» Problem statement
Identify the lines holding "hình" and copy them.

» Provided entries
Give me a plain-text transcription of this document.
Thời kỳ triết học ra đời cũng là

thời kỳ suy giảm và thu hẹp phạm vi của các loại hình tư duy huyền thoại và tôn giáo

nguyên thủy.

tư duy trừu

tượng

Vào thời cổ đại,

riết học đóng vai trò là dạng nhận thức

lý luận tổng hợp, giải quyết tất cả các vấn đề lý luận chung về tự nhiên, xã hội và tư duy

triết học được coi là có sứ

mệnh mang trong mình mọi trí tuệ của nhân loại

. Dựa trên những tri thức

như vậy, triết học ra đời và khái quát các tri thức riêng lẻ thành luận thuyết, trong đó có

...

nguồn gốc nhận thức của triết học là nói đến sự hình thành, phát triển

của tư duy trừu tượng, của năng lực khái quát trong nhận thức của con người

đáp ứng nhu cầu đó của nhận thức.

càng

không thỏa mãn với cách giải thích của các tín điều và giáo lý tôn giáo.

» Completed task
thời kỳ suy giảm và thu hẹp phạm vi của các loại hình tư duy huyền thoại và tôn giáo
nguồn gốc nhận thức của triết học là nói đến sự hình thành, phát triển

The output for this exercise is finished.